Each line that holds the word "Employees" counts once; give the total for the records below and nothing else.

-------

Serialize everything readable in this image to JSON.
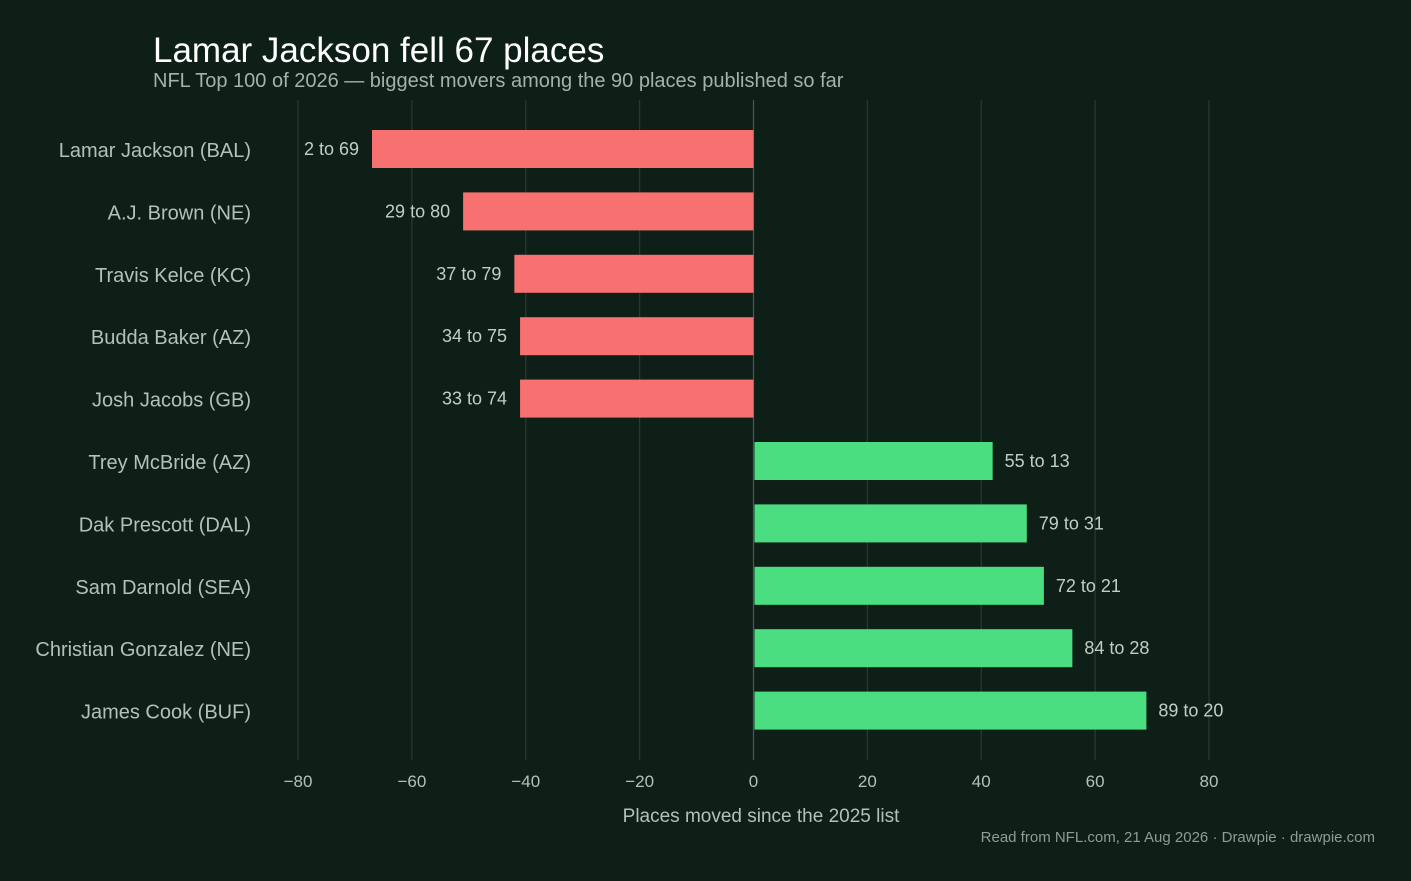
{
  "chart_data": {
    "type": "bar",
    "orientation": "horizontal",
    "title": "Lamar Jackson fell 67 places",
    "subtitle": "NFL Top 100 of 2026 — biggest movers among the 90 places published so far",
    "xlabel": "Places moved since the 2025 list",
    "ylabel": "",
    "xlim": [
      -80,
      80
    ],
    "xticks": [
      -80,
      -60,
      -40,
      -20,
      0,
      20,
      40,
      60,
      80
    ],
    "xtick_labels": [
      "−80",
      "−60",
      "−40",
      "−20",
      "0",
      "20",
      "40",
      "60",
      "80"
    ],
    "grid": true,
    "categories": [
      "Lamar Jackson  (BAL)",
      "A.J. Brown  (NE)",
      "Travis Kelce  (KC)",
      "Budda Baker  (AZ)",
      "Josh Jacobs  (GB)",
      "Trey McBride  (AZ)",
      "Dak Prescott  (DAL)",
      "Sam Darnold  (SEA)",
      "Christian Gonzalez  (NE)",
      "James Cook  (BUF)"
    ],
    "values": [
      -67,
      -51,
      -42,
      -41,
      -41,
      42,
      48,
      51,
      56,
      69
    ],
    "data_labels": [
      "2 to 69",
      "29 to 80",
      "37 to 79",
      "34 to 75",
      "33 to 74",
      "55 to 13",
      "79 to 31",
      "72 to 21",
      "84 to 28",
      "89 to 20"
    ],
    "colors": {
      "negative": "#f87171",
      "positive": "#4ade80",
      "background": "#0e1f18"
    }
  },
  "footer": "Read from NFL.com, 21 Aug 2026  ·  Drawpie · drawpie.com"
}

-------

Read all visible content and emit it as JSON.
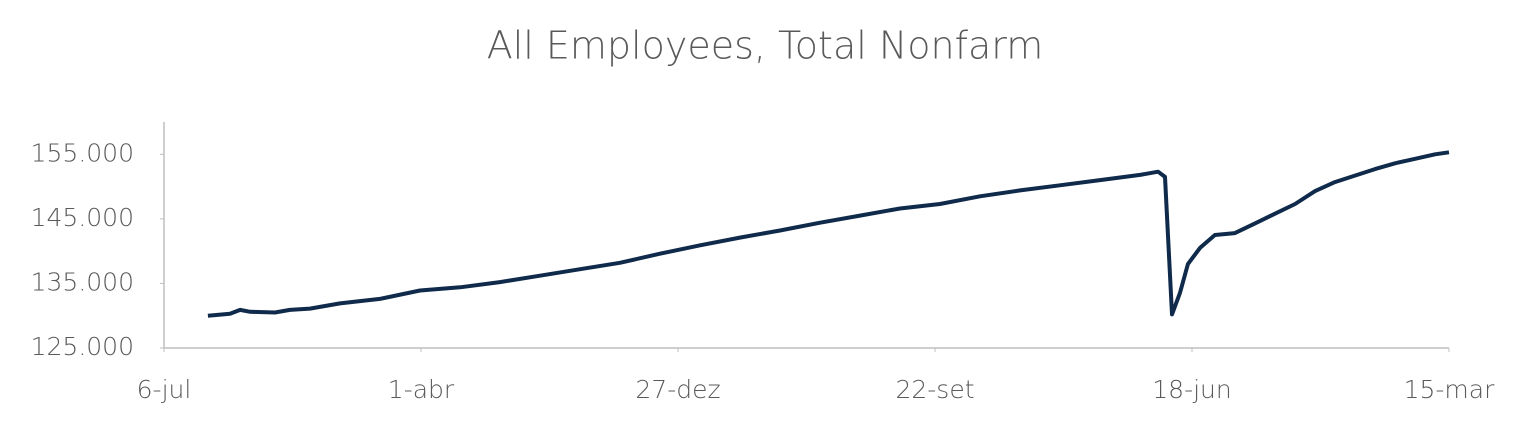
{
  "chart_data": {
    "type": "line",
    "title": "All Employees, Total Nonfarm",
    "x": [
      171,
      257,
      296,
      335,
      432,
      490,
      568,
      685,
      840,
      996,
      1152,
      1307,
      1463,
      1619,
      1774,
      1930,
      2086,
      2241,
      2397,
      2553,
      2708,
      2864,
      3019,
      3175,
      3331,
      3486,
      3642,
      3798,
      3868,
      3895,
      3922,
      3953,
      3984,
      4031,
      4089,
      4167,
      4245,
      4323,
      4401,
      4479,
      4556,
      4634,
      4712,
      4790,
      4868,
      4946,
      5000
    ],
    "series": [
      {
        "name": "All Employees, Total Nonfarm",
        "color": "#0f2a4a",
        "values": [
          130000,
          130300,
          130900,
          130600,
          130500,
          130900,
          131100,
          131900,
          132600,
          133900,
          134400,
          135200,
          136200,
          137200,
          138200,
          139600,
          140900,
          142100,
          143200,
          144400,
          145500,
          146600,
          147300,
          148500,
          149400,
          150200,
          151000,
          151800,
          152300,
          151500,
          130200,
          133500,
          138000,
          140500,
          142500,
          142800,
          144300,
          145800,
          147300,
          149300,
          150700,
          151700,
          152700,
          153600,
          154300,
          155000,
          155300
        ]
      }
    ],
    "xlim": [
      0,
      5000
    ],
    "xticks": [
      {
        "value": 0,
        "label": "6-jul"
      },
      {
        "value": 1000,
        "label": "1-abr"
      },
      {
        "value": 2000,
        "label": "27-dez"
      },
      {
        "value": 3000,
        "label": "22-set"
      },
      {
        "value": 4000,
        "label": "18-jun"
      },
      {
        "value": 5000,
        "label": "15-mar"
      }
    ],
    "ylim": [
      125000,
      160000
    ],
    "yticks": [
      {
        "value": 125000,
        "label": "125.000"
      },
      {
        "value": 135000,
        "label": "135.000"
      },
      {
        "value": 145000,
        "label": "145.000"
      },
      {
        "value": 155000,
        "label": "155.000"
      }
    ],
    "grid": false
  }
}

-------

▶ [EXERCISE SOLUTION]
2